• _Given task_
Search the listing below for the string "color" and show each line that contains it.

• _Data section_
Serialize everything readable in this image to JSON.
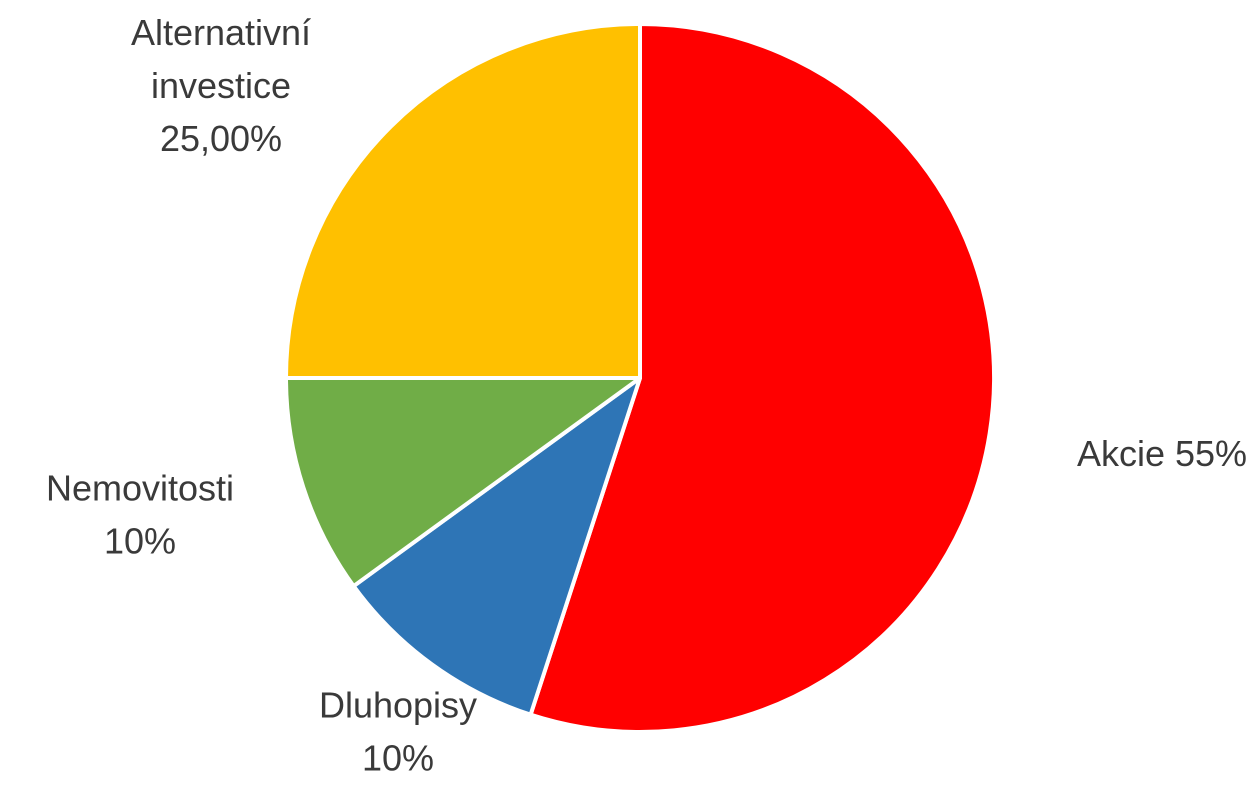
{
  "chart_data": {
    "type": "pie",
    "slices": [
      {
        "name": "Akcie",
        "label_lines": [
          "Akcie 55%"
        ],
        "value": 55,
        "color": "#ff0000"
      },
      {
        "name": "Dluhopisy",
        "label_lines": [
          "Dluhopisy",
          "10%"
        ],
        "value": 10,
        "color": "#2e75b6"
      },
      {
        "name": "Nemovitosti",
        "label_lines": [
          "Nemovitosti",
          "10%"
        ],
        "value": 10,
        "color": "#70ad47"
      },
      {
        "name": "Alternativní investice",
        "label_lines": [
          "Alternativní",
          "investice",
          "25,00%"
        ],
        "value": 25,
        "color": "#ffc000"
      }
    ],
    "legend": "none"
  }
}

• _Final answer_
        "color": "#ff0000"
        "color": "#2e75b6"
        "color": "#70ad47"
        "color": "#ffc000"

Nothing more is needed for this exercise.